#### SHORT TASK:
All of the records listed below should be retyped exactly.

#### DATASET RECORDS:
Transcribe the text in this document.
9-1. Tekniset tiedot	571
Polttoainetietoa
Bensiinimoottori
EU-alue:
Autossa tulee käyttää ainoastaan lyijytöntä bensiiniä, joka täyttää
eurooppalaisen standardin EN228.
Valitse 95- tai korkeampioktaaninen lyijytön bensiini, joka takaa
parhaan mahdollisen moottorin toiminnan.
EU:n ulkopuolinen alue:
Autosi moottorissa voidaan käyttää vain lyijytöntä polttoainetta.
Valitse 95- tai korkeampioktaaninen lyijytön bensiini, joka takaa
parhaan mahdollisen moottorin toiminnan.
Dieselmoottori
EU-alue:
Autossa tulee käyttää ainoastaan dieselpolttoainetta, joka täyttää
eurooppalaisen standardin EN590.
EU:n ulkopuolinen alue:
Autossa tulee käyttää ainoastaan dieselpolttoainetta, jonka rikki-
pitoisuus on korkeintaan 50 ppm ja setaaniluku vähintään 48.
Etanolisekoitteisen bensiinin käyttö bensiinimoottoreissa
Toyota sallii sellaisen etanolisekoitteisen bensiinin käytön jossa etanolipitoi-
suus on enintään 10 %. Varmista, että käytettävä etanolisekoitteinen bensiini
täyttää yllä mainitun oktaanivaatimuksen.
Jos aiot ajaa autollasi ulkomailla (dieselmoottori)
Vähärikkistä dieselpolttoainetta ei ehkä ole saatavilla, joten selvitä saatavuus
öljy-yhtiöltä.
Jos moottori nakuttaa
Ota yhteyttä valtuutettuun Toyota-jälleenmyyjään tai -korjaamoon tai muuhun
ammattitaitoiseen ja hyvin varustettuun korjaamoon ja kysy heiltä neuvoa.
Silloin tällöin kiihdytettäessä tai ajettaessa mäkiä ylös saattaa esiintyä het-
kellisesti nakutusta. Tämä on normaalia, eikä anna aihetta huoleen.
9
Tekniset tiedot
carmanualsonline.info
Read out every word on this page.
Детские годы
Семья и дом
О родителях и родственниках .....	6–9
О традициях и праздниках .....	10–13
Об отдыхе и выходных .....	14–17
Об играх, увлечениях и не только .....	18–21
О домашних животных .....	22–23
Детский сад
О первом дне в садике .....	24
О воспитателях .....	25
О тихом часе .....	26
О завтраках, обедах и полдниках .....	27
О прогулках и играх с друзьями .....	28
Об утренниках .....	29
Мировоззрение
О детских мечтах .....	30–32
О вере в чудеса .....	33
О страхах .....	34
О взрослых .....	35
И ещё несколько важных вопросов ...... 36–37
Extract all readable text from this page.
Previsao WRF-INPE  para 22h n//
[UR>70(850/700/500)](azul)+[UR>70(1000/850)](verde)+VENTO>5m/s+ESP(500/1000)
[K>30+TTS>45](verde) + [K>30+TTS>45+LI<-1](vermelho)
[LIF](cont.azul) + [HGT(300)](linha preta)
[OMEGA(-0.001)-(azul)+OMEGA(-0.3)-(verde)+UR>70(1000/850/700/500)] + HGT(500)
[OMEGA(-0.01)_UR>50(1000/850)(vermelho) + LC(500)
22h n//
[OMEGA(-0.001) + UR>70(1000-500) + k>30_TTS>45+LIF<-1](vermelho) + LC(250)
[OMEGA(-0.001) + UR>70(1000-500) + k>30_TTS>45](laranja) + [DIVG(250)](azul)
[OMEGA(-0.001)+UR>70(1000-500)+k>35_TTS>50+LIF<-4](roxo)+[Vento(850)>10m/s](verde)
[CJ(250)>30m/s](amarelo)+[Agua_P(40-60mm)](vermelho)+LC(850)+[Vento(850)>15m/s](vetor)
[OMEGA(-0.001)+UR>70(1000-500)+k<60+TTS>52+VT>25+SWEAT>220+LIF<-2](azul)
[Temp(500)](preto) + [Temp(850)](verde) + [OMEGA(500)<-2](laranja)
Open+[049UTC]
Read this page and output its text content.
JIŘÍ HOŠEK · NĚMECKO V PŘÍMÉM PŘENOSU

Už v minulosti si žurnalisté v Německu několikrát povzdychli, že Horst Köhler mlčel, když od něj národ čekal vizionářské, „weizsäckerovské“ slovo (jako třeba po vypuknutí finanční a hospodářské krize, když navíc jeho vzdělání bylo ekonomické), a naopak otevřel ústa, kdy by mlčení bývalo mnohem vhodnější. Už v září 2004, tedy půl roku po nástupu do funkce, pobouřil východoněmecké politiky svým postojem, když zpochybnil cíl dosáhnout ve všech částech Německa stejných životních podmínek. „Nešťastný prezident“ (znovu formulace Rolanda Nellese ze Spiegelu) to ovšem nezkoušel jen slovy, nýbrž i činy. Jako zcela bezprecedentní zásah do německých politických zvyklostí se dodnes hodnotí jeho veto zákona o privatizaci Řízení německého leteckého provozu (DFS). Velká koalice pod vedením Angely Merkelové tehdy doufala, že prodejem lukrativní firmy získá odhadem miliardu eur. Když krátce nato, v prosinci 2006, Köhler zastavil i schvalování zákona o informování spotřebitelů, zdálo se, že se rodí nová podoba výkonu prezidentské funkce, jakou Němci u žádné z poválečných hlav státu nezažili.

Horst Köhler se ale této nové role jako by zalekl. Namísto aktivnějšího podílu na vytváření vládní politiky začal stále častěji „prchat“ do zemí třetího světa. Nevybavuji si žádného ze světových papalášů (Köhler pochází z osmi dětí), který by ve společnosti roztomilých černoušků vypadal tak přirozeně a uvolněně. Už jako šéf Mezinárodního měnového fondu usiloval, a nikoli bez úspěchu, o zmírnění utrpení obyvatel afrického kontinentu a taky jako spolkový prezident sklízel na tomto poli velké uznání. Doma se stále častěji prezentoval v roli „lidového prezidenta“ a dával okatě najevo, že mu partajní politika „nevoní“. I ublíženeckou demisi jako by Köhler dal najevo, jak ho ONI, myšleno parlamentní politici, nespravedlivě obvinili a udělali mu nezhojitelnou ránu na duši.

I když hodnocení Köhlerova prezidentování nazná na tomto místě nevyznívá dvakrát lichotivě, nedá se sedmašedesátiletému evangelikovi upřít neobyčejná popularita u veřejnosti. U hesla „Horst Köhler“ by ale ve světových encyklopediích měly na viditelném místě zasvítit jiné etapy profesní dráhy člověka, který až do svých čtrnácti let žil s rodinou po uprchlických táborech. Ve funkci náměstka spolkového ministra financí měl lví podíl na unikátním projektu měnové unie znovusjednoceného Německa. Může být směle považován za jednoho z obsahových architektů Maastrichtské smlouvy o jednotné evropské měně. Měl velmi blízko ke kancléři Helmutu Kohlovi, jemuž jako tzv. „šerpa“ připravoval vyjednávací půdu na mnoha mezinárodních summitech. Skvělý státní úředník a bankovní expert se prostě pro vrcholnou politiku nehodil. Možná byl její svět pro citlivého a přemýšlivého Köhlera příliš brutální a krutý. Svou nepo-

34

#### OUTPUT:
Transcribe the text in this document.
9-1. Tekniset tiedot	571
Polttoainetietoa
Bensiinimoottori
EU-alue:
Autossa tulee käyttää ainoastaan lyijytöntä bensiiniä, joka täyttää
eurooppalaisen standardin EN228.
Valitse 95- tai korkeampioktaaninen lyijytön bensiini, joka takaa
parhaan mahdollisen moottorin toiminnan.
EU:n ulkopuolinen alue:
Autosi moottorissa voidaan käyttää vain lyijytöntä polttoainetta.
Valitse 95- tai korkeampioktaaninen lyijytön bensiini, joka takaa
parhaan mahdollisen moottorin toiminnan.
Dieselmoottori
EU-alue:
Autossa tulee käyttää ainoastaan dieselpolttoainetta, joka täyttää
eurooppalaisen standardin EN590.
EU:n ulkopuolinen alue:
Autossa tulee käyttää ainoastaan dieselpolttoainetta, jonka rikki-
pitoisuus on korkeintaan 50 ppm ja setaaniluku vähintään 48.
Etanolisekoitteisen bensiinin käyttö bensiinimoottoreissa
Toyota sallii sellaisen etanolisekoitteisen bensiinin käytön jossa etanolipitoi-
suus on enintään 10 %. Varmista, että käytettävä etanolisekoitteinen bensiini
täyttää yllä mainitun oktaanivaatimuksen.
Jos aiot ajaa autollasi ulkomailla (dieselmoottori)
Vähärikkistä dieselpolttoainetta ei ehkä ole saatavilla, joten selvitä saatavuus
öljy-yhtiöltä.
Jos moottori nakuttaa
Ota yhteyttä valtuutettuun Toyota-jälleenmyyjään tai -korjaamoon tai muuhun
ammattitaitoiseen ja hyvin varustettuun korjaamoon ja kysy heiltä neuvoa.
Silloin tällöin kiihdytettäessä tai ajettaessa mäkiä ylös saattaa esiintyä het-
kellisesti nakutusta. Tämä on normaalia, eikä anna aihetta huoleen.
9
Tekniset tiedot
carmanualsonline.info
Read out every word on this page.
Детские годы
Семья и дом
О родителях и родственниках .....	6–9
О традициях и праздниках .....	10–13
Об отдыхе и выходных .....	14–17
Об играх, увлечениях и не только .....	18–21
О домашних животных .....	22–23
Детский сад
О первом дне в садике .....	24
О воспитателях .....	25
О тихом часе .....	26
О завтраках, обедах и полдниках .....	27
О прогулках и играх с друзьями .....	28
Об утренниках .....	29
Мировоззрение
О детских мечтах .....	30–32
О вере в чудеса .....	33
О страхах .....	34
О взрослых .....	35
И ещё несколько важных вопросов ...... 36–37
Extract all readable text from this page.
Previsao WRF-INPE  para 22h n//
[UR>70(850/700/500)](azul)+[UR>70(1000/850)](verde)+VENTO>5m/s+ESP(500/1000)
[K>30+TTS>45](verde) + [K>30+TTS>45+LI<-1](vermelho)
[LIF](cont.azul) + [HGT(300)](linha preta)
[OMEGA(-0.001)-(azul)+OMEGA(-0.3)-(verde)+UR>70(1000/850/700/500)] + HGT(500)
[OMEGA(-0.01)_UR>50(1000/850)(vermelho) + LC(500)
22h n//
[OMEGA(-0.001) + UR>70(1000-500) + k>30_TTS>45+LIF<-1](vermelho) + LC(250)
[OMEGA(-0.001) + UR>70(1000-500) + k>30_TTS>45](laranja) + [DIVG(250)](azul)
[OMEGA(-0.001)+UR>70(1000-500)+k>35_TTS>50+LIF<-4](roxo)+[Vento(850)>10m/s](verde)
[CJ(250)>30m/s](amarelo)+[Agua_P(40-60mm)](vermelho)+LC(850)+[Vento(850)>15m/s](vetor)
[OMEGA(-0.001)+UR>70(1000-500)+k<60+TTS>52+VT>25+SWEAT>220+LIF<-2](azul)
[Temp(500)](preto) + [Temp(850)](verde) + [OMEGA(500)<-2](laranja)
Open+[049UTC]
Read this page and output its text content.
JIŘÍ HOŠEK · NĚMECKO V PŘÍMÉM PŘENOSU

Už v minulosti si žurnalisté v Německu několikrát povzdychli, že Horst Köhler mlčel, když od něj národ čekal vizionářské, „weizsäckerovské“ slovo (jako třeba po vypuknutí finanční a hospodářské krize, když navíc jeho vzdělání bylo ekonomické), a naopak otevřel ústa, kdy by mlčení bývalo mnohem vhodnější. Už v září 2004, tedy půl roku po nástupu do funkce, pobouřil východoněmecké politiky svým postojem, když zpochybnil cíl dosáhnout ve všech částech Německa stejných životních podmínek. „Nešťastný prezident“ (znovu formulace Rolanda Nellese ze Spiegelu) to ovšem nezkoušel jen slovy, nýbrž i činy. Jako zcela bezprecedentní zásah do německých politických zvyklostí se dodnes hodnotí jeho veto zákona o privatizaci Řízení německého leteckého provozu (DFS). Velká koalice pod vedením Angely Merkelové tehdy doufala, že prodejem lukrativní firmy získá odhadem miliardu eur. Když krátce nato, v prosinci 2006, Köhler zastavil i schvalování zákona o informování spotřebitelů, zdálo se, že se rodí nová podoba výkonu prezidentské funkce, jakou Němci u žádné z poválečných hlav státu nezažili.

Horst Köhler se ale této nové role jako by zalekl. Namísto aktivnějšího podílu na vytváření vládní politiky začal stále častěji „prchat“ do zemí třetího světa. Nevybavuji si žádného ze světových papalášů (Köhler pochází z osmi dětí), který by ve společnosti roztomilých černoušků vypadal tak přirozeně a uvolněně. Už jako šéf Mezinárodního měnového fondu usiloval, a nikoli bez úspěchu, o zmírnění utrpení obyvatel afrického kontinentu a taky jako spolkový prezident sklízel na tomto poli velké uznání. Doma se stále častěji prezentoval v roli „lidového prezidenta“ a dával okatě najevo, že mu partajní politika „nevoní“. I ublíženeckou demisi jako by Köhler dal najevo, jak ho ONI, myšleno parlamentní politici, nespravedlivě obvinili a udělali mu nezhojitelnou ránu na duši.

I když hodnocení Köhlerova prezidentování nazná na tomto místě nevyznívá dvakrát lichotivě, nedá se sedmašedesátiletému evangelikovi upřít neobyčejná popularita u veřejnosti. U hesla „Horst Köhler“ by ale ve světových encyklopediích měly na viditelném místě zasvítit jiné etapy profesní dráhy člověka, který až do svých čtrnácti let žil s rodinou po uprchlických táborech. Ve funkci náměstka spolkového ministra financí měl lví podíl na unikátním projektu měnové unie znovusjednoceného Německa. Může být směle považován za jednoho z obsahových architektů Maastrichtské smlouvy o jednotné evropské měně. Měl velmi blízko ke kancléři Helmutu Kohlovi, jemuž jako tzv. „šerpa“ připravoval vyjednávací půdu na mnoha mezinárodních summitech. Skvělý státní úředník a bankovní expert se prostě pro vrcholnou politiku nehodil. Možná byl její svět pro citlivého a přemýšlivého Köhlera příliš brutální a krutý. Svou nepo-

34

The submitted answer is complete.